◆ TASK DIRECTIONS:
Check each line of the material. Copy those containing "JSON".

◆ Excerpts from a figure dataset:
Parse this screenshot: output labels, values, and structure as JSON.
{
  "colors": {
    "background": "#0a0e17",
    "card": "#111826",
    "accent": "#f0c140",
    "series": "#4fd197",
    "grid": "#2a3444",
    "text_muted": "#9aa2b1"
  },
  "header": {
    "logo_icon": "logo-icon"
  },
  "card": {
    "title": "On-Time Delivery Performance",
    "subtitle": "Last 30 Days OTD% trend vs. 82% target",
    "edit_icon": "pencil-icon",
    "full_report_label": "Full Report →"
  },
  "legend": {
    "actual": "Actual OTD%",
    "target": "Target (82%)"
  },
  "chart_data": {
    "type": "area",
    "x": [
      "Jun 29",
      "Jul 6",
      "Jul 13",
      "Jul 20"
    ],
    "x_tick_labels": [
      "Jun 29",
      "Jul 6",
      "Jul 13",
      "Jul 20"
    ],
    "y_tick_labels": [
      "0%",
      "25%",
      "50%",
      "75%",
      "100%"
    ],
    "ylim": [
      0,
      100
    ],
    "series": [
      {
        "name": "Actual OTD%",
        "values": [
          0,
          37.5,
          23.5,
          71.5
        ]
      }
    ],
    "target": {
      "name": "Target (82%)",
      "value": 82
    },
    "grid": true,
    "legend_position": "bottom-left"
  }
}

* * *

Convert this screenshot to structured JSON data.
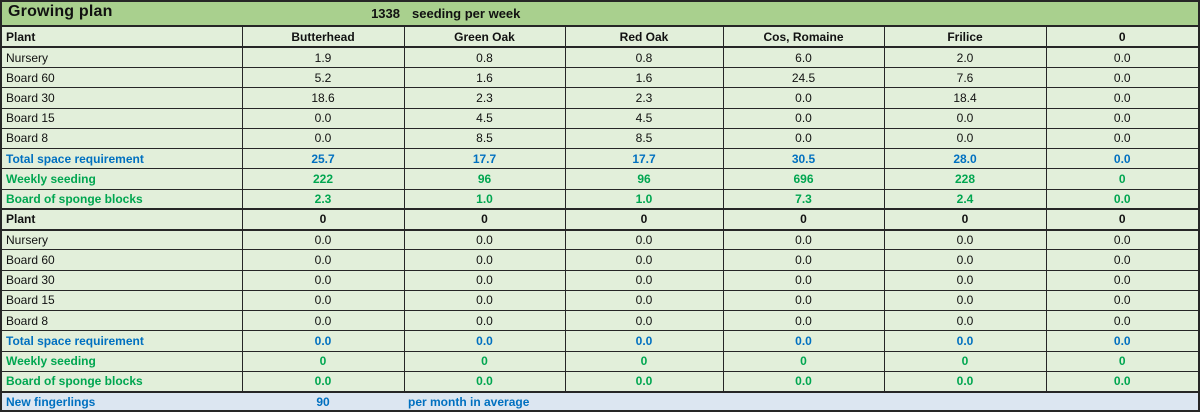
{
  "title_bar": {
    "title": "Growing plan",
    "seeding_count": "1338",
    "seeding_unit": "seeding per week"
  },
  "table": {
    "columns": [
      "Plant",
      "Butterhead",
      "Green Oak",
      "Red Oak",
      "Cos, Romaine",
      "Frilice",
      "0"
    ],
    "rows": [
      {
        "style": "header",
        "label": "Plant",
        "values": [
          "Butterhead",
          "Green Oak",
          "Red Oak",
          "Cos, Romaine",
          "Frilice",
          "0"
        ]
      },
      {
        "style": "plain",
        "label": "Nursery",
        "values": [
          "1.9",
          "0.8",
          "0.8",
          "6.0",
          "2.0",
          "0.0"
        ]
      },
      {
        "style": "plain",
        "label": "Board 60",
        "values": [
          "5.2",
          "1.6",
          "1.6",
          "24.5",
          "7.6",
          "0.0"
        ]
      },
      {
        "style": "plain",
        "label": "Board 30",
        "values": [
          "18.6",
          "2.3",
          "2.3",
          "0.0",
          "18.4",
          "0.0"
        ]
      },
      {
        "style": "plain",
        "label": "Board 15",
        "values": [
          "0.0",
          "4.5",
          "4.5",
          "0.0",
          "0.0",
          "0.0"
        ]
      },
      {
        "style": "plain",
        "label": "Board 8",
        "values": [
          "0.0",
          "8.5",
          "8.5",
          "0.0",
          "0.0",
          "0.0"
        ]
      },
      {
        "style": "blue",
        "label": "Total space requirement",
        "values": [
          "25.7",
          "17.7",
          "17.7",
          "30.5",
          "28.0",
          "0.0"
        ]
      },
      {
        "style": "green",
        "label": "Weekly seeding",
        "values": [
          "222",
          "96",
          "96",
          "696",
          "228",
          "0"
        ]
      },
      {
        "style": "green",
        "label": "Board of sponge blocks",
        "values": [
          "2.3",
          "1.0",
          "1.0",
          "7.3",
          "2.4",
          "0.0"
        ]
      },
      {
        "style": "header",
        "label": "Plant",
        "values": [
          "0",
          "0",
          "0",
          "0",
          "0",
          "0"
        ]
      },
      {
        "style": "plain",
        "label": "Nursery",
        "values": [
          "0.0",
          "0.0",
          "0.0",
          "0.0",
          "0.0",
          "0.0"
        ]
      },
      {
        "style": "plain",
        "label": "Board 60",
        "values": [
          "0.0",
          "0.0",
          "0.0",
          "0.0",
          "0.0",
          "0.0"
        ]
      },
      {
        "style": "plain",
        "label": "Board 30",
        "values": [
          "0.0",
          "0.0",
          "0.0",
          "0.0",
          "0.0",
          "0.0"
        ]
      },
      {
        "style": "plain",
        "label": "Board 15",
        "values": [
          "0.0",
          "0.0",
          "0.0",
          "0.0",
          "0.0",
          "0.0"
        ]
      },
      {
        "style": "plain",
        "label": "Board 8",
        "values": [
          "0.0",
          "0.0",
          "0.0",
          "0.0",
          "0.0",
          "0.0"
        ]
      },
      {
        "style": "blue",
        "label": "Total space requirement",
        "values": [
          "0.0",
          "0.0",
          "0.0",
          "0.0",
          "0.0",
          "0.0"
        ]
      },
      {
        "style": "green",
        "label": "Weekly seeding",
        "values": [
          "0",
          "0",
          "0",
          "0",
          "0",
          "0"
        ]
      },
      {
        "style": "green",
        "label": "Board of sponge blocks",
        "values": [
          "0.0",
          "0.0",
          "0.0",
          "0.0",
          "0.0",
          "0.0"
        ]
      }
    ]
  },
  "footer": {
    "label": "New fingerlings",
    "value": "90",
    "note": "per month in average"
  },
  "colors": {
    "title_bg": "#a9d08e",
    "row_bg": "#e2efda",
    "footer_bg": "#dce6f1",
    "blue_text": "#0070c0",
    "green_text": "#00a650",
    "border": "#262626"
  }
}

---

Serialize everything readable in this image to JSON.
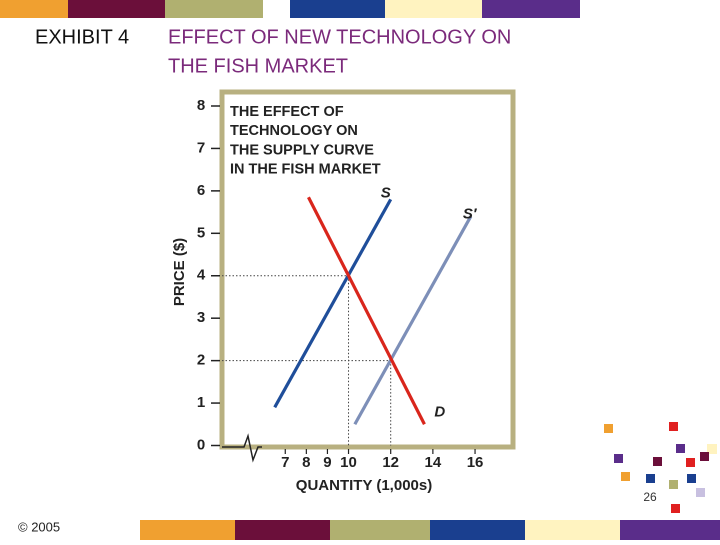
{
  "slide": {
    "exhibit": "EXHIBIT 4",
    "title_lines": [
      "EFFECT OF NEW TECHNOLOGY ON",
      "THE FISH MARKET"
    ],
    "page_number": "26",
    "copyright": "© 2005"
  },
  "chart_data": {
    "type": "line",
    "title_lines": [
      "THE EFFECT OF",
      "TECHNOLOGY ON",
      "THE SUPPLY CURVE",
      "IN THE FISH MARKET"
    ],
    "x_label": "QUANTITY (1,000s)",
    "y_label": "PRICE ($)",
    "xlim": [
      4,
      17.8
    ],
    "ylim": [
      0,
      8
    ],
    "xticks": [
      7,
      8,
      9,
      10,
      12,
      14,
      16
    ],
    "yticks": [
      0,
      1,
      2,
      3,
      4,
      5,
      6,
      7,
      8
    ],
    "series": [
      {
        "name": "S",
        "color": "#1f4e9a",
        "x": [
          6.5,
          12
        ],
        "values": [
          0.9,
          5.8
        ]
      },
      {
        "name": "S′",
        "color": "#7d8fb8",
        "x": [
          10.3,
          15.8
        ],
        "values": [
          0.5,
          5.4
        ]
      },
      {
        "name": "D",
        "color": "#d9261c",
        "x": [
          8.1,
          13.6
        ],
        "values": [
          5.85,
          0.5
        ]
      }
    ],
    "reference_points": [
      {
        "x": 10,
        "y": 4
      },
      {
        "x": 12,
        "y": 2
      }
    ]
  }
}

◆ OUTPUT OF THE EXERCISE:
Parse this screenshot: output labels, values, and structure as JSON.
Convert this screenshot to structured JSON data.
Serialize everything readable in this image to JSON.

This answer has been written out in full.